▶ _TUGAS YANG DIMINTA_:
Tuliskan kembali semua baris mulai dari baris yang memuat "x-tick-label: 23 Aug" hingga baris yang memuat "x-tick-label: 24 Aug 18:00", dengan menukar "Aug" menjadi "Agu" tanpa mengubah bagian lainnya.

---------------

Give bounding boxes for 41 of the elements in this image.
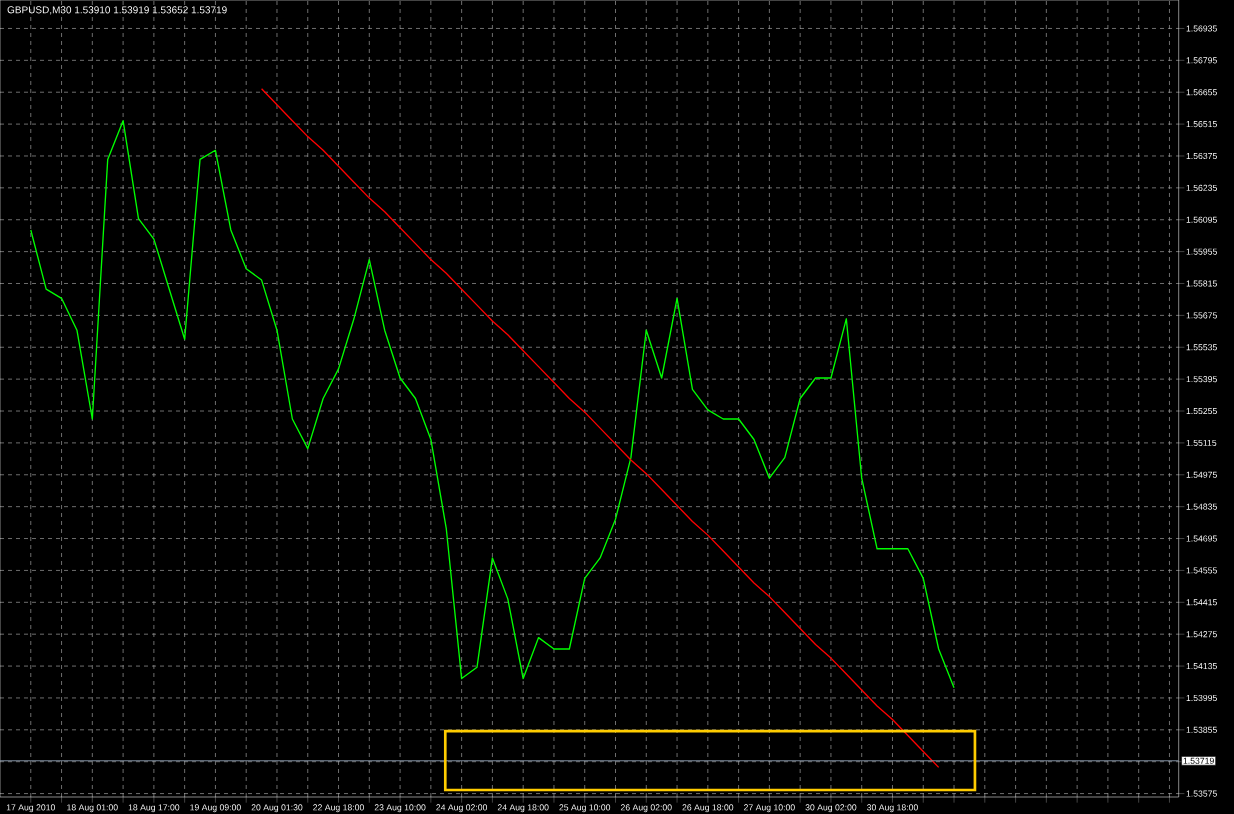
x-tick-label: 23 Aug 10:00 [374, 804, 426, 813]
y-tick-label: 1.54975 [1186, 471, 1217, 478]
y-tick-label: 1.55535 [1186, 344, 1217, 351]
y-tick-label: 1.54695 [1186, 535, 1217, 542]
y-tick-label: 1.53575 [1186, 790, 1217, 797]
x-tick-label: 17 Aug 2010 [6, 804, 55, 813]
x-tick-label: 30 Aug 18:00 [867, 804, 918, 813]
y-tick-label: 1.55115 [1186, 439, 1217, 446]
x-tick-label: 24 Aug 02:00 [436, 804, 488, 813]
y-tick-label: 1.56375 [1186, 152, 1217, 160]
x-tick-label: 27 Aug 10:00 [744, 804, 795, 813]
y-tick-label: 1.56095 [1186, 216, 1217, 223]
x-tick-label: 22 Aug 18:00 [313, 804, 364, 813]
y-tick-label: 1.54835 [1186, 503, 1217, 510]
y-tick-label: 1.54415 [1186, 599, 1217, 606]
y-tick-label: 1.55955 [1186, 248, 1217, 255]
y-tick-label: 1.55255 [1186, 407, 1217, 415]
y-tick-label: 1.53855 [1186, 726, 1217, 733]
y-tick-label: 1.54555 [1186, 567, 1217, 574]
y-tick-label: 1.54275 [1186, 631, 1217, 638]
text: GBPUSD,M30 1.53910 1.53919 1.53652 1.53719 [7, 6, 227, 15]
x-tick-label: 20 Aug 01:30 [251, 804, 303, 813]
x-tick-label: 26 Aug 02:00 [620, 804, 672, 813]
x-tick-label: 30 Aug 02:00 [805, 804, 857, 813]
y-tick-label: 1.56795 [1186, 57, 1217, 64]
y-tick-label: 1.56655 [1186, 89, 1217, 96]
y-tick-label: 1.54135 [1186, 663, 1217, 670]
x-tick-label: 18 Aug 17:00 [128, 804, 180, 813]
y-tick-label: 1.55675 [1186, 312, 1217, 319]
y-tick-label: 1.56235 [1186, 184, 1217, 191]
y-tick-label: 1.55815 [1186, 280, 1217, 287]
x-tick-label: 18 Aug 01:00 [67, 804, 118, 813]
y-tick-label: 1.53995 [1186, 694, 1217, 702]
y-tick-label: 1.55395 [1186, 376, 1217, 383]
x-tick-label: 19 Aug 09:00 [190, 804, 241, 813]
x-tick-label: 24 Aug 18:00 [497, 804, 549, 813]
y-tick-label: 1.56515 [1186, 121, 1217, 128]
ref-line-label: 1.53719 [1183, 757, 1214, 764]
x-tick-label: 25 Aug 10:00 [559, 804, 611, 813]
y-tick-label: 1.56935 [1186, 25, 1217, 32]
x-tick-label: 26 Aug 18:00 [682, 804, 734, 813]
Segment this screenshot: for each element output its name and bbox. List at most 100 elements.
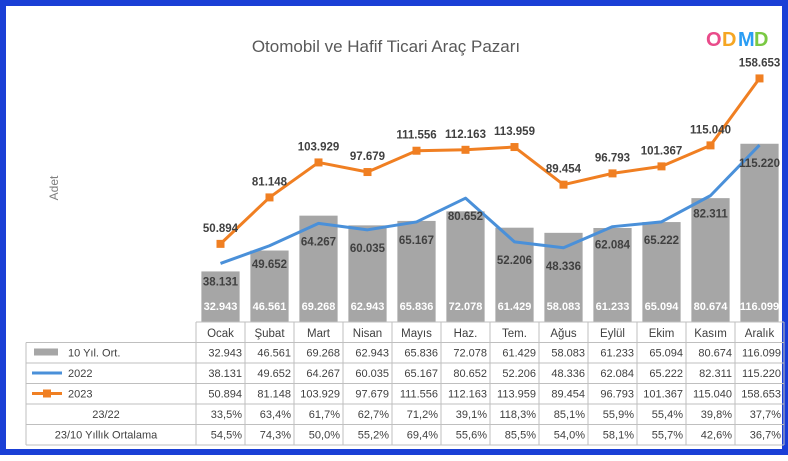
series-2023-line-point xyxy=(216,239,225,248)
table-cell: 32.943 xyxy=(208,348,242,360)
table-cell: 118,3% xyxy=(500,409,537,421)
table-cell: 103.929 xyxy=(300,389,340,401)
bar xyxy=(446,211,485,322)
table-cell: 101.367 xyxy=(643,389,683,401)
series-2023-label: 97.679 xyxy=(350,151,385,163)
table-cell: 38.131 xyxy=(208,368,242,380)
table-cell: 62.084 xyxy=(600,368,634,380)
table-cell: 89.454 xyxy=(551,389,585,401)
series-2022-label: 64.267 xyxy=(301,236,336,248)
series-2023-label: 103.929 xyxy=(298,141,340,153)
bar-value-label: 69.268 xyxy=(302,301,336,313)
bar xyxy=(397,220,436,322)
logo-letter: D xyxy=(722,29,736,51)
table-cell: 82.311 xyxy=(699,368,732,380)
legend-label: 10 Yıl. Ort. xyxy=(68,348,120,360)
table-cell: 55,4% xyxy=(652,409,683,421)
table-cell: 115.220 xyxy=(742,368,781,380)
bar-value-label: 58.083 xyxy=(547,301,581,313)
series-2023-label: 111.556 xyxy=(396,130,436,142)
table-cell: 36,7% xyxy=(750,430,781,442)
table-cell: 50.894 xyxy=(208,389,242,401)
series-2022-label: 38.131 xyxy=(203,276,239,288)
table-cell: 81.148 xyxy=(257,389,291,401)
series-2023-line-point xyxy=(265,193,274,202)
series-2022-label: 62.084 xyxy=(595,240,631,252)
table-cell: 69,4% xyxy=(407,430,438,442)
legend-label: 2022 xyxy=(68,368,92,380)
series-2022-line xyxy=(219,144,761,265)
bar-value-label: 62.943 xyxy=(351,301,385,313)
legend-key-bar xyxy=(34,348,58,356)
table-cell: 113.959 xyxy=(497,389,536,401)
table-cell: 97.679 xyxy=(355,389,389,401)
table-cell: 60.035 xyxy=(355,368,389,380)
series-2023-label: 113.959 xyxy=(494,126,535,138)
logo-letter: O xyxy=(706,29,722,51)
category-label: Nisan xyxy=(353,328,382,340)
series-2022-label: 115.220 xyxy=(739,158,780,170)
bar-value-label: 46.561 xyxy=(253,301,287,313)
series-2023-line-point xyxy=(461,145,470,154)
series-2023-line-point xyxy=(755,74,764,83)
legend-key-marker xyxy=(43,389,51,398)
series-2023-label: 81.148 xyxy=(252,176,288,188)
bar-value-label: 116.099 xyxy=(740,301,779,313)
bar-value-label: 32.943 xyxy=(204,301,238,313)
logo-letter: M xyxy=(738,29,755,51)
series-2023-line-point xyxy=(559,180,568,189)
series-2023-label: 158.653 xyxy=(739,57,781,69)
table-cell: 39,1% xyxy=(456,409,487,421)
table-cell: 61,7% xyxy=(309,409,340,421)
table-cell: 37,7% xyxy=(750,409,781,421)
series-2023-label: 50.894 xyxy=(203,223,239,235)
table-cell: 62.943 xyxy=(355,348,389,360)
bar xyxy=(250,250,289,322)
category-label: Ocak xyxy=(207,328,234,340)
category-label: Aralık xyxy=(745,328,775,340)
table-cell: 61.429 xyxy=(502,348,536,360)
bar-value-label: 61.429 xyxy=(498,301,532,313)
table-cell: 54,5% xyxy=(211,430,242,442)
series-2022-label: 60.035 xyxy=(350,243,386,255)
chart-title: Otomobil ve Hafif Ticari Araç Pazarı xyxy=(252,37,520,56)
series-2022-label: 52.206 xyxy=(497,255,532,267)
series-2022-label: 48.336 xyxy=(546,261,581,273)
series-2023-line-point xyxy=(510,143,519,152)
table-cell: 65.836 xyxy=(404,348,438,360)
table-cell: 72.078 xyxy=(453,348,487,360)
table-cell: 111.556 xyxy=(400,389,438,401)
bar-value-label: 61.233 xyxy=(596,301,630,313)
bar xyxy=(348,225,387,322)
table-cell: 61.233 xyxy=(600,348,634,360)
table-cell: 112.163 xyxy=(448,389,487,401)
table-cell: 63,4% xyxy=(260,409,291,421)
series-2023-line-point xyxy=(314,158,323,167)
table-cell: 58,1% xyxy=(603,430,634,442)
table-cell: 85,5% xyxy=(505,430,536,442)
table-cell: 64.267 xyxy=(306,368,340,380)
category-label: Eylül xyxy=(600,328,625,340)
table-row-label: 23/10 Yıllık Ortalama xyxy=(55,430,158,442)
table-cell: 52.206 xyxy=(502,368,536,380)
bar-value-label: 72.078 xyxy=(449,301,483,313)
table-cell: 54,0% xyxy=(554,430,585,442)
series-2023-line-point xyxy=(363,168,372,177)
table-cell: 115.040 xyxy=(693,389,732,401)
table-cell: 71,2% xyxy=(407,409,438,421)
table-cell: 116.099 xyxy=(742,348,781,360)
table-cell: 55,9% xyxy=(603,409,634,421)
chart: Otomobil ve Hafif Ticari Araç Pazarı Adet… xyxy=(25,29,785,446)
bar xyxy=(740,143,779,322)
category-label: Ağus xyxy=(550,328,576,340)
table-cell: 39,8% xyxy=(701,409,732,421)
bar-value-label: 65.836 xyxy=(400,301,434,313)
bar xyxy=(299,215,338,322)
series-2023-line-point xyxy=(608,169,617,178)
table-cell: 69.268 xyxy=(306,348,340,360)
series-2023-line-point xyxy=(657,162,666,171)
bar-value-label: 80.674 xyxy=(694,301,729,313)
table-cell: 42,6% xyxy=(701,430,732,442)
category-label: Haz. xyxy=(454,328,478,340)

---------------

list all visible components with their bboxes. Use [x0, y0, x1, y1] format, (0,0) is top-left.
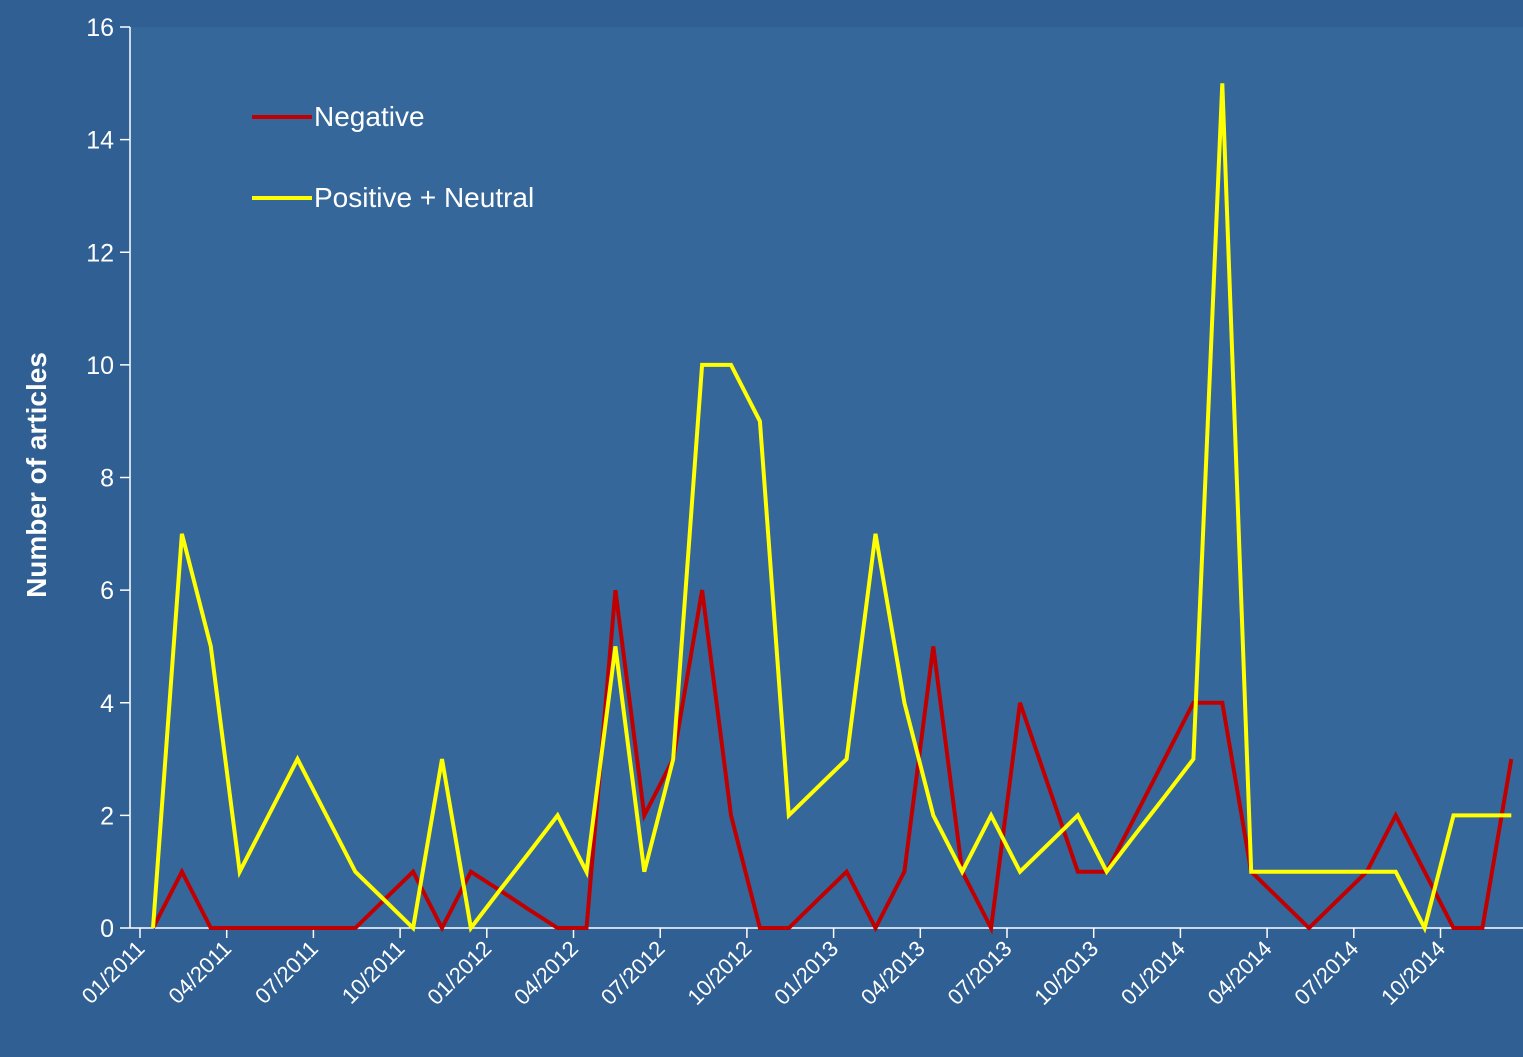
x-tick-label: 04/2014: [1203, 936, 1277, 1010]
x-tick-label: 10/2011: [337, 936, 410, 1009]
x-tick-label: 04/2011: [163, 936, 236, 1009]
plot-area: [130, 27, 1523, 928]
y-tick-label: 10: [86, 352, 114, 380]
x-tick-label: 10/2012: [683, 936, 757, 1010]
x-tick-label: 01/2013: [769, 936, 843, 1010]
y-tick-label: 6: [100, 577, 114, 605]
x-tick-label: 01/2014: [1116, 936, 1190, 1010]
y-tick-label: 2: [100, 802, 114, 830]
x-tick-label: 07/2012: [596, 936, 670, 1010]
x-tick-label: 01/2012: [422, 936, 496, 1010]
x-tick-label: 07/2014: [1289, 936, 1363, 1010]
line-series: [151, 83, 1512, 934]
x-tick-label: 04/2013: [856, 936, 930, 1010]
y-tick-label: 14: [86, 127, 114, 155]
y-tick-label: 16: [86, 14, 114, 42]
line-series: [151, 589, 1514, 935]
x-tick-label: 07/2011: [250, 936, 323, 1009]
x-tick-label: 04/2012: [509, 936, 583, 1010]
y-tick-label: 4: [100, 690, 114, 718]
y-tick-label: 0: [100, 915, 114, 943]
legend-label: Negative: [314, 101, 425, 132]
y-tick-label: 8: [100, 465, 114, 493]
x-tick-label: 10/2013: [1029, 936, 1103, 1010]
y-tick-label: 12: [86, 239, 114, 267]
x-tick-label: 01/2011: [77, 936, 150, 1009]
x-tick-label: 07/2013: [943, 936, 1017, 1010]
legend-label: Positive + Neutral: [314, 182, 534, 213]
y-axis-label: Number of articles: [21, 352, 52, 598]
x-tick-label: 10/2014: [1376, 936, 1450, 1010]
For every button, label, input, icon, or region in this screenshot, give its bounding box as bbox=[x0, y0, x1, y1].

---------------

▶ _KELUARAN YANG DIHARAPKAN_:
x-tick-label: 23 Agu 10:00 [374, 804, 426, 813]
y-tick-label: 1.54975 [1186, 471, 1217, 478]
y-tick-label: 1.55535 [1186, 344, 1217, 351]
y-tick-label: 1.54695 [1186, 535, 1217, 542]
y-tick-label: 1.53575 [1186, 790, 1217, 797]
x-tick-label: 17 Agu 2010 [6, 804, 55, 813]
x-tick-label: 30 Agu 18:00 [867, 804, 918, 813]
y-tick-label: 1.55115 [1186, 439, 1217, 446]
x-tick-label: 24 Agu 02:00 [436, 804, 488, 813]
y-tick-label: 1.56375 [1186, 152, 1217, 160]
x-tick-label: 27 Agu 10:00 [744, 804, 795, 813]
y-tick-label: 1.56095 [1186, 216, 1217, 223]
x-tick-label: 22 Agu 18:00 [313, 804, 364, 813]
y-tick-label: 1.54835 [1186, 503, 1217, 510]
y-tick-label: 1.54415 [1186, 599, 1217, 606]
y-tick-label: 1.55955 [1186, 248, 1217, 255]
y-tick-label: 1.55255 [1186, 407, 1217, 415]
y-tick-label: 1.53855 [1186, 726, 1217, 733]
y-tick-label: 1.54555 [1186, 567, 1217, 574]
y-tick-label: 1.54275 [1186, 631, 1217, 638]
text: GBPUSD,M30 1.53910 1.53919 1.53652 1.53719 [7, 6, 227, 15]
x-tick-label: 20 Agu 01:30 [251, 804, 303, 813]
x-tick-label: 26 Agu 02:00 [620, 804, 672, 813]
x-tick-label: 30 Agu 02:00 [805, 804, 857, 813]
y-tick-label: 1.56795 [1186, 57, 1217, 64]
y-tick-label: 1.56655 [1186, 89, 1217, 96]
y-tick-label: 1.54135 [1186, 663, 1217, 670]
x-tick-label: 18 Agu 17:00 [128, 804, 180, 813]
y-tick-label: 1.55675 [1186, 312, 1217, 319]
y-tick-label: 1.56235 [1186, 184, 1217, 191]
y-tick-label: 1.55815 [1186, 280, 1217, 287]
x-tick-label: 18 Agu 01:00 [67, 804, 118, 813]
y-tick-label: 1.53995 [1186, 694, 1217, 702]
y-tick-label: 1.55395 [1186, 376, 1217, 383]
x-tick-label: 19 Agu 09:00 [190, 804, 241, 813]
x-tick-label: 24 Agu 18:00 [497, 804, 549, 813]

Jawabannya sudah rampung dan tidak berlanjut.